» **Your objective**
Scan the lines below; pull out those with "JIMBABBAGE".

» **Supplied material**
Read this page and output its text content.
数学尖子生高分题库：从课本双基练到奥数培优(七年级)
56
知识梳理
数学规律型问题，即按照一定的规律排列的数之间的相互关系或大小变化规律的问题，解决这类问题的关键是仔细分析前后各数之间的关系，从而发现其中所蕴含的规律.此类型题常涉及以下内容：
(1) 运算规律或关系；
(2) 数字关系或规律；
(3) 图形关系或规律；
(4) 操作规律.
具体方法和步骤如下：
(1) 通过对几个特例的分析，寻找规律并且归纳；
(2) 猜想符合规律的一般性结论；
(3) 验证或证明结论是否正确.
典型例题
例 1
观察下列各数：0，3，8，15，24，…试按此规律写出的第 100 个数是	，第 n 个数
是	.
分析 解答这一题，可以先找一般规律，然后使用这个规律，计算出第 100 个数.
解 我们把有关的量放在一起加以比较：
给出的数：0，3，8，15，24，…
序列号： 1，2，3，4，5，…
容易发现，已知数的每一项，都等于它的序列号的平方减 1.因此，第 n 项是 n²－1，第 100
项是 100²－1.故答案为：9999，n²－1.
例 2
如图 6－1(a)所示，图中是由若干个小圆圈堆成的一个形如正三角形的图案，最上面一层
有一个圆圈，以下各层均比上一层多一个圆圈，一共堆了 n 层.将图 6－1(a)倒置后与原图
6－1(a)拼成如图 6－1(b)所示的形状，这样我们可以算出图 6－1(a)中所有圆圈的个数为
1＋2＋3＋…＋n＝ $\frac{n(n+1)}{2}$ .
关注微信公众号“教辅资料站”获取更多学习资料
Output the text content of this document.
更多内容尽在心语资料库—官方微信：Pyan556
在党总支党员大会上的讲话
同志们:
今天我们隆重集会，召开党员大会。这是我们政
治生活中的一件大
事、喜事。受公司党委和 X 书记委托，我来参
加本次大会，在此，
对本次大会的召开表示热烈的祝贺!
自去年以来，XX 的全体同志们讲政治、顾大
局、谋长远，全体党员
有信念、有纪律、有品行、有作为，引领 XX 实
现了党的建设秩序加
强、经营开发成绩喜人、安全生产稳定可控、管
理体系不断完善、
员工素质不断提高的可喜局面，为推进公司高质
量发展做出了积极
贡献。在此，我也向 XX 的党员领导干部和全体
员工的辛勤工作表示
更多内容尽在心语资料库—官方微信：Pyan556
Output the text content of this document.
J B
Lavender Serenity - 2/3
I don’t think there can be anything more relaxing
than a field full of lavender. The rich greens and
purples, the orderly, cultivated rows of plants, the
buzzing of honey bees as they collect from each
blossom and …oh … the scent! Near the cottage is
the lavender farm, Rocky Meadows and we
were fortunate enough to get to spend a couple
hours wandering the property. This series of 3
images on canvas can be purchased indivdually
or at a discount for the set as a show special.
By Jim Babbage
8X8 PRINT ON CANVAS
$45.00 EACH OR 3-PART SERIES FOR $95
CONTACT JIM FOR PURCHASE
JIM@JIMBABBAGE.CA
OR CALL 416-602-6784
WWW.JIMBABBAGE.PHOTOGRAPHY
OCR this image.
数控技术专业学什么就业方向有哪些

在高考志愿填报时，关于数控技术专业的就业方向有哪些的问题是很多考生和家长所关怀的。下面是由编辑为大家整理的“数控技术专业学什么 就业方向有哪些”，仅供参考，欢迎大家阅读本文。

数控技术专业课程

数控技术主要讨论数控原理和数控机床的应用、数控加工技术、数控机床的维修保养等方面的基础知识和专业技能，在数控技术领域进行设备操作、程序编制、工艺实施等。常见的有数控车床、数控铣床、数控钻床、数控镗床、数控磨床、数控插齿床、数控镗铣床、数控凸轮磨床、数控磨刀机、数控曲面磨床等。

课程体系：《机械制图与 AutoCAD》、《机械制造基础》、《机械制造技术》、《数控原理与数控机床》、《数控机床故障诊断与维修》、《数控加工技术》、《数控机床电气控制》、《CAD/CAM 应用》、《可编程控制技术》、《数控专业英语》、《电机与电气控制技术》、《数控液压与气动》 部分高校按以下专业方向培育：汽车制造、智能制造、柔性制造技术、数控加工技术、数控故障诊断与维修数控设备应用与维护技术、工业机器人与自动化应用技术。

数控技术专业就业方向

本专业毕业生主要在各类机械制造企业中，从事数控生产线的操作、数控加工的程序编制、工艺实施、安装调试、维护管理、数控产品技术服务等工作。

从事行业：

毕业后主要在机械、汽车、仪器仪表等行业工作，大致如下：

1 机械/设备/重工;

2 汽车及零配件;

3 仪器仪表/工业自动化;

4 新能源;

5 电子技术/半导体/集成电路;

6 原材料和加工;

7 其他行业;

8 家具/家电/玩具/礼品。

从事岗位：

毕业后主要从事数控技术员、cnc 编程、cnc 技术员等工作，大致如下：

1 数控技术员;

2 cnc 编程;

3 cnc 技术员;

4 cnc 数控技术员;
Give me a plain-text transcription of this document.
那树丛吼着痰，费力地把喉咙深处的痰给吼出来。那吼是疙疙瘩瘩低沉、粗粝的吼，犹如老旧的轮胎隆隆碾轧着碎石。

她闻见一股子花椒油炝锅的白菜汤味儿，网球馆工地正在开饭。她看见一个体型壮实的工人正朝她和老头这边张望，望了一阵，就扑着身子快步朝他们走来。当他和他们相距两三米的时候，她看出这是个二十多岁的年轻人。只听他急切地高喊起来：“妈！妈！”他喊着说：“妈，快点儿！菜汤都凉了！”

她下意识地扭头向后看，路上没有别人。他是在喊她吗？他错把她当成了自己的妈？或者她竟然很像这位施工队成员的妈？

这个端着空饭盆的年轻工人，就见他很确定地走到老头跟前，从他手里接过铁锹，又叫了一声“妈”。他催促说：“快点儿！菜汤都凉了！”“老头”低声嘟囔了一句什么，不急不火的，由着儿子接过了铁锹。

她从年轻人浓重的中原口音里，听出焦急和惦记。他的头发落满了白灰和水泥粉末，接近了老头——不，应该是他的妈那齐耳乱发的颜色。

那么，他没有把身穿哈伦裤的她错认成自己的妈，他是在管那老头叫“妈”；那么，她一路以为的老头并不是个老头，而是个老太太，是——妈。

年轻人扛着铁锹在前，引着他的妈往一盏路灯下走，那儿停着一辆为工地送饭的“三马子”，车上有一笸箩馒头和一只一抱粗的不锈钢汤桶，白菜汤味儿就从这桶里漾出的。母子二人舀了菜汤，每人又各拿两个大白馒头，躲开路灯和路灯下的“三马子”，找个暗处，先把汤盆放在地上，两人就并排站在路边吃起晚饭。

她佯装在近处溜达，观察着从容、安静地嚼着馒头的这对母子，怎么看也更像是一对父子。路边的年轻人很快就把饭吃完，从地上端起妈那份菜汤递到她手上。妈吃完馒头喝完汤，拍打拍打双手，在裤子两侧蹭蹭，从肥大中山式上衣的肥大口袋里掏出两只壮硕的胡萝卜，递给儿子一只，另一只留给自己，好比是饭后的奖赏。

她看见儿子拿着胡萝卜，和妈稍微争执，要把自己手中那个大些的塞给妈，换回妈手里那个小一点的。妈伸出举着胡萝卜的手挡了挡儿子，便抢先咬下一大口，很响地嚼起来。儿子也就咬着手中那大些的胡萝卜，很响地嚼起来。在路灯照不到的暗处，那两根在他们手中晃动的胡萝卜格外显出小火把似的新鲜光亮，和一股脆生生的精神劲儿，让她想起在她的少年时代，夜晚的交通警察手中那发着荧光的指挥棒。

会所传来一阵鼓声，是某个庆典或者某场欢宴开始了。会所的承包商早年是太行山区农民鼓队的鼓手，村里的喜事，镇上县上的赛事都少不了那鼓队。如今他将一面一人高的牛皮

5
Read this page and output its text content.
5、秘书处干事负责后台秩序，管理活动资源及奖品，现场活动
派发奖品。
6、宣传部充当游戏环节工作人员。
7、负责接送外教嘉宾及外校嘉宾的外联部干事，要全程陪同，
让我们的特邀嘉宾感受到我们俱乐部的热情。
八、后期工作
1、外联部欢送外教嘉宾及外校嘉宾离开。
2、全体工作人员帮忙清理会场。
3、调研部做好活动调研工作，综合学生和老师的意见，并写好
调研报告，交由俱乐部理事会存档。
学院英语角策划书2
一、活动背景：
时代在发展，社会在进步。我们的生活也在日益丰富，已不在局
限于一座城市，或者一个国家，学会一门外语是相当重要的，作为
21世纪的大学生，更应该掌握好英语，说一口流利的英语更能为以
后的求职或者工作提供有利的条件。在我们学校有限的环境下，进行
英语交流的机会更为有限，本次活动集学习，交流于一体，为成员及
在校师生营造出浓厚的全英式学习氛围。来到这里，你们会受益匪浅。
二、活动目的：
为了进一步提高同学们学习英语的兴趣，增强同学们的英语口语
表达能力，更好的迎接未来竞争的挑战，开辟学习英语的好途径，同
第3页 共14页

» **Answer to the problem**
JIM@JIMBABBAGE.CA
WWW.JIMBABBAGE.PHOTOGRAPHY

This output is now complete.